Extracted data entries
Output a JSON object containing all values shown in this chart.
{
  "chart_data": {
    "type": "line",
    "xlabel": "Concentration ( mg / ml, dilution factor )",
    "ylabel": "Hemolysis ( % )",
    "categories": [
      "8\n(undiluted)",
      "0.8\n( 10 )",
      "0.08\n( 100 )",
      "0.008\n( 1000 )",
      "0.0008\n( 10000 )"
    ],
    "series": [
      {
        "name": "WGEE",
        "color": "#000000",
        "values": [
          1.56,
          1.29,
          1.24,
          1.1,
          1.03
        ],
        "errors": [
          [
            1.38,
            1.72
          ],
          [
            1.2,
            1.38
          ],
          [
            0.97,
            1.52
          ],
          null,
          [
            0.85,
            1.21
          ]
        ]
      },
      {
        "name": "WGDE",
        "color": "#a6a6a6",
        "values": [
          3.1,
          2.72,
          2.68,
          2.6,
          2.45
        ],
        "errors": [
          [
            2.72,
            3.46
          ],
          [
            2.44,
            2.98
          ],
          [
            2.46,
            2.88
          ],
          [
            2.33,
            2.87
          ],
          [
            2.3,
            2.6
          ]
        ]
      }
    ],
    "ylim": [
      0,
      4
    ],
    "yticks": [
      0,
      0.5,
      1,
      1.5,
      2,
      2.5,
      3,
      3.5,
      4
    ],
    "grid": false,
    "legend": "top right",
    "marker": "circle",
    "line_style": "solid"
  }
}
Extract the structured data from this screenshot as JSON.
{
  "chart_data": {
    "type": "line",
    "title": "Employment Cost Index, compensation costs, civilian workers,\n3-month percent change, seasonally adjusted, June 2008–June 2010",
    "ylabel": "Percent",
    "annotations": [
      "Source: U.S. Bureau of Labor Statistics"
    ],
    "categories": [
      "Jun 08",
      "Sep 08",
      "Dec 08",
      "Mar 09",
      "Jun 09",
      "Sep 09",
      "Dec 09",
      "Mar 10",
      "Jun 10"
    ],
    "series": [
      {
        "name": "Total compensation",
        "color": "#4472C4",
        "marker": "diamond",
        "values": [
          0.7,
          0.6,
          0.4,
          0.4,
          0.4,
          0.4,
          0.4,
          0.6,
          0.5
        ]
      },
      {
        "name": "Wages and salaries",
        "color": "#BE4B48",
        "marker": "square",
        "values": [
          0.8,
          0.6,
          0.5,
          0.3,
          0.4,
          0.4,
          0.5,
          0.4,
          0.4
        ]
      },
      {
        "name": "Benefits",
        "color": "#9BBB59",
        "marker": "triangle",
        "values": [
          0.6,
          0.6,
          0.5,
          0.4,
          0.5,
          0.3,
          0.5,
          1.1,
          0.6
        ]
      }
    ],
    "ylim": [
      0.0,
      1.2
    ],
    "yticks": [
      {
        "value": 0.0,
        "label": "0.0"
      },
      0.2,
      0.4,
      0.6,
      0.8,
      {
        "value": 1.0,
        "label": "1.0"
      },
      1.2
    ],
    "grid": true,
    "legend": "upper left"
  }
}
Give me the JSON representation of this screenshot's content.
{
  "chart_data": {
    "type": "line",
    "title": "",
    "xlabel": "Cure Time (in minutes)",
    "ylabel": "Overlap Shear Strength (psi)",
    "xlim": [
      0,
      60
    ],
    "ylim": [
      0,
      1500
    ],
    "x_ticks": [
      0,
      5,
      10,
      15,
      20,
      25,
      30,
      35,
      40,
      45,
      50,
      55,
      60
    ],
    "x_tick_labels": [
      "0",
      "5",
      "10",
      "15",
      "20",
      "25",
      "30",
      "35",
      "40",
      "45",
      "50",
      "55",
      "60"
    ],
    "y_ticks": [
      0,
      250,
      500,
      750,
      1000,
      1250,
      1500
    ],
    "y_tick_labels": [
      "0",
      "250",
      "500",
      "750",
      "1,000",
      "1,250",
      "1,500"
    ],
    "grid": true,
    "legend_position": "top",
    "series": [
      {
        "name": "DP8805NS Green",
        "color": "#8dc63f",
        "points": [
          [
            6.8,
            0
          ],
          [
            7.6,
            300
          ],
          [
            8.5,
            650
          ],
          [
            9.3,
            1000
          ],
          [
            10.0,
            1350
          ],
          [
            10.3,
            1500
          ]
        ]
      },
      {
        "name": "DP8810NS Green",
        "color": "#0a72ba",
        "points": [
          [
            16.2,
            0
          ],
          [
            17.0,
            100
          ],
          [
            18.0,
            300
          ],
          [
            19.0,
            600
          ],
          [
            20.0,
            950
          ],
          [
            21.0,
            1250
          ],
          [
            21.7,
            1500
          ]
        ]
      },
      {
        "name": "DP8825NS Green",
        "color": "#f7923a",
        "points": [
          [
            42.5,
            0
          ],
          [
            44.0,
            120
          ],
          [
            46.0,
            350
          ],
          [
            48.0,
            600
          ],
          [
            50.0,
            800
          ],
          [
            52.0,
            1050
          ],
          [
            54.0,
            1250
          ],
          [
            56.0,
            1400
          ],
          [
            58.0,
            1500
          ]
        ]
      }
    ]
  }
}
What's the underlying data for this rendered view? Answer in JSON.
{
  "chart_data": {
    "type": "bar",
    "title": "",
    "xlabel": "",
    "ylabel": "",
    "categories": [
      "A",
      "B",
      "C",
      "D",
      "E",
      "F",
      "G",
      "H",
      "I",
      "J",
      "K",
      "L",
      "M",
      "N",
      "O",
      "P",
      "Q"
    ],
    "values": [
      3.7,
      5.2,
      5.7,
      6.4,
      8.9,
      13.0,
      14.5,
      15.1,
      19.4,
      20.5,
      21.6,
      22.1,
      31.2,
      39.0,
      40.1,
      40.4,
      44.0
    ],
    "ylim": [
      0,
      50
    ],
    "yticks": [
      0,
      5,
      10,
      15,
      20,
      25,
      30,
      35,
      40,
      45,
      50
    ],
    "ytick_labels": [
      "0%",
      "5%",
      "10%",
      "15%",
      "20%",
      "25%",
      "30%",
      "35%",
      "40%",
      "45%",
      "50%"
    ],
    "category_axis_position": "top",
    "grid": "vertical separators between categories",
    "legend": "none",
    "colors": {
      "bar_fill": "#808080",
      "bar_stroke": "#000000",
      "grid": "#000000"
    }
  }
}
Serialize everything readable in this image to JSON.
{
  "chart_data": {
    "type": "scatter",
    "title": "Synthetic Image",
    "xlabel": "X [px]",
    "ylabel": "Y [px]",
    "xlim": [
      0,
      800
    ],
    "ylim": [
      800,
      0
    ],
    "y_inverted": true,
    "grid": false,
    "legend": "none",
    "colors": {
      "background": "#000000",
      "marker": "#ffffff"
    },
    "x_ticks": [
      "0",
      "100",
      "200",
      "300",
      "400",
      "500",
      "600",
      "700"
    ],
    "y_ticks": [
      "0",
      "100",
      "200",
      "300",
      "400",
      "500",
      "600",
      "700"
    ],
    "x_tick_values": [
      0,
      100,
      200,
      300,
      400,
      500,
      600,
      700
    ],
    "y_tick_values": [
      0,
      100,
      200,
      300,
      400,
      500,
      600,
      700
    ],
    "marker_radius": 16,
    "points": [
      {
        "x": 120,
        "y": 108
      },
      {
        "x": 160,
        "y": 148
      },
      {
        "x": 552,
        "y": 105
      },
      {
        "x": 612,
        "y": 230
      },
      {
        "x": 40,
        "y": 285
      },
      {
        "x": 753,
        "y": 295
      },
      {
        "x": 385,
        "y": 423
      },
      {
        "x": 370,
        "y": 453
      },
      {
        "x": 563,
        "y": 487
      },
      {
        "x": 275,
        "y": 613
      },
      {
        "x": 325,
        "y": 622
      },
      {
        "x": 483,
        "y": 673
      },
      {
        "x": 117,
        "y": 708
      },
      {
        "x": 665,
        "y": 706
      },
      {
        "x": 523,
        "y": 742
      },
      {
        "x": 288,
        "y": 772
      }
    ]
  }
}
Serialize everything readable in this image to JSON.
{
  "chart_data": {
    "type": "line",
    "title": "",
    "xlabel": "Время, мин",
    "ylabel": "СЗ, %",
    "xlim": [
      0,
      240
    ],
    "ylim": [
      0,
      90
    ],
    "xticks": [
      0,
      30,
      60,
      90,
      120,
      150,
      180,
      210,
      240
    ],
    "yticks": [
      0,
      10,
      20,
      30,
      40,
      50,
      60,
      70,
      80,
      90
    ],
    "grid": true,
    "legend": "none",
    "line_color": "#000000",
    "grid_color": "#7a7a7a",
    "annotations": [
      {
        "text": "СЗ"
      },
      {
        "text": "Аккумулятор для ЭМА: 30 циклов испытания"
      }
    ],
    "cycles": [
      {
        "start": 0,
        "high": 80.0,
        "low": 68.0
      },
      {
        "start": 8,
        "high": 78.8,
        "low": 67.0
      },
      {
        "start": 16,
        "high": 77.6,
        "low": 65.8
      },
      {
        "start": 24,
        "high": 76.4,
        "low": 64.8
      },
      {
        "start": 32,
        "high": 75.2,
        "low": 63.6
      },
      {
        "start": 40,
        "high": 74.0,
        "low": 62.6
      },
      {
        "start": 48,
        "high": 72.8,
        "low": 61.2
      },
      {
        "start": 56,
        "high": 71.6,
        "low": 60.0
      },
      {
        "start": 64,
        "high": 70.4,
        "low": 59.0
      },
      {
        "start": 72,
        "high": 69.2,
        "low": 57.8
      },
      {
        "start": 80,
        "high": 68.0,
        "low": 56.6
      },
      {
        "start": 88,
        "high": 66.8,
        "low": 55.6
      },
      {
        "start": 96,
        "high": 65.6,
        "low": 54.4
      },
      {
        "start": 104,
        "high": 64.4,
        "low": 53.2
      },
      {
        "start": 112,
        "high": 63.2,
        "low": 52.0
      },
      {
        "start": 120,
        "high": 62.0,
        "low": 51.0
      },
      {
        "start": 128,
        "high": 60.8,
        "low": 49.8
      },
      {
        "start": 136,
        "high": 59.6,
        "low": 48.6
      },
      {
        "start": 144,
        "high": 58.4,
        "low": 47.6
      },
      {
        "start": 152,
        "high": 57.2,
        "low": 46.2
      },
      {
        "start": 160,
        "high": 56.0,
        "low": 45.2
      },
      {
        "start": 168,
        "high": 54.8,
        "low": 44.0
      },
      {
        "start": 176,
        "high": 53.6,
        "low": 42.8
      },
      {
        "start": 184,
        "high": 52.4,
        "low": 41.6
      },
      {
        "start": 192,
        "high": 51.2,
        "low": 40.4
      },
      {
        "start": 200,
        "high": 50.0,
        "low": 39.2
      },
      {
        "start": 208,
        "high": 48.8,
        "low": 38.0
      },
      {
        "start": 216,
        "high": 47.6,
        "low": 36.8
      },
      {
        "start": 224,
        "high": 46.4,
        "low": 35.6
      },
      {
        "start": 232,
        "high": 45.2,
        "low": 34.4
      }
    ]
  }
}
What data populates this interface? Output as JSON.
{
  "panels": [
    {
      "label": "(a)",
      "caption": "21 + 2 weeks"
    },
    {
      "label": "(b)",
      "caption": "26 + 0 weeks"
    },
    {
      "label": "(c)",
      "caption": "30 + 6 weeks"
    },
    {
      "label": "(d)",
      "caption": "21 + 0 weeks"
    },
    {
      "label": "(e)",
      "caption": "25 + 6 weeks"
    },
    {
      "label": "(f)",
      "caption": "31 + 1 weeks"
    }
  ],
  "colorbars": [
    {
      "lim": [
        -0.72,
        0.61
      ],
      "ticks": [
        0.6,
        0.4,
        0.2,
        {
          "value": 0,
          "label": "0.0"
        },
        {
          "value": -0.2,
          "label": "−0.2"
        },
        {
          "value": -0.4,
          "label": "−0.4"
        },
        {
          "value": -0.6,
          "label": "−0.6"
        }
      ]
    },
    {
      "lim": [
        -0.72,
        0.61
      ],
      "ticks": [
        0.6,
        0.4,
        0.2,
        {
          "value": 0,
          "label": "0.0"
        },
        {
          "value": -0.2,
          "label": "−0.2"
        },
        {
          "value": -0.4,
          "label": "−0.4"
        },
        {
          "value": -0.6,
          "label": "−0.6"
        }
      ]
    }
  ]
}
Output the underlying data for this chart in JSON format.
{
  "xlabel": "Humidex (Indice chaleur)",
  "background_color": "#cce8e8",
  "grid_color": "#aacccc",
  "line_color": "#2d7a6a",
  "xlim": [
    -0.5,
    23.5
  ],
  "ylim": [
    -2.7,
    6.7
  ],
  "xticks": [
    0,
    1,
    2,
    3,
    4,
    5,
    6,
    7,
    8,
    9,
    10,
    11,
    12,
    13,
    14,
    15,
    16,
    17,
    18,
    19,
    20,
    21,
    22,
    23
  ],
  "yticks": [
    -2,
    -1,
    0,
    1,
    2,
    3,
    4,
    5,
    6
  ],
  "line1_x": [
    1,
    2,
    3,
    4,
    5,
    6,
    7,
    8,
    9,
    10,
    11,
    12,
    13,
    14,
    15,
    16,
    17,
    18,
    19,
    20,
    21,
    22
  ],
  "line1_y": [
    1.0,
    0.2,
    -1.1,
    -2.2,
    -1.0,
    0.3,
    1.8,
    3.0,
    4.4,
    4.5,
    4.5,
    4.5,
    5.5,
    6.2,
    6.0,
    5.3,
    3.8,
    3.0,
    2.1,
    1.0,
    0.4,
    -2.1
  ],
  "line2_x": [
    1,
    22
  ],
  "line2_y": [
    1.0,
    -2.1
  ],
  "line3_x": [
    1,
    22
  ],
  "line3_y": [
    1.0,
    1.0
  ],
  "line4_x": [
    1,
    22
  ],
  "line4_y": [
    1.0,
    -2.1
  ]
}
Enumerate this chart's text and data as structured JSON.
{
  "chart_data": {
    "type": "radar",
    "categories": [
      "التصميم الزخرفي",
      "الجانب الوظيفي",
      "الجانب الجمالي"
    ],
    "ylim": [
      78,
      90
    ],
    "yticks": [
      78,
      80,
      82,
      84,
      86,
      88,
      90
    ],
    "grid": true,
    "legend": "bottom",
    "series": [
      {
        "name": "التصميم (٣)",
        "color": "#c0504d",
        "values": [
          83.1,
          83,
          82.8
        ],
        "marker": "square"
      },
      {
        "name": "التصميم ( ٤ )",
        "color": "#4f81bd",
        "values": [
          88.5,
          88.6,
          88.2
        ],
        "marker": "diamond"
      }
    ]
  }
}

- PROBLEM REQUIREMENTS -
Gather each line in these records that contains the string "this".

- PROBLEM SOLUTION -
Output a JSON object containing all values shown in this chart.
Extract the structured data from this screenshot as JSON.
Give me the JSON representation of this screenshot's content.
What's the underlying data for this rendered view? Answer in JSON.
Serialize everything readable in this image to JSON.
Serialize everything readable in this image to JSON.
What data populates this interface? Output as JSON.
Output the underlying data for this chart in JSON format.
Enumerate this chart's text and data as structured JSON.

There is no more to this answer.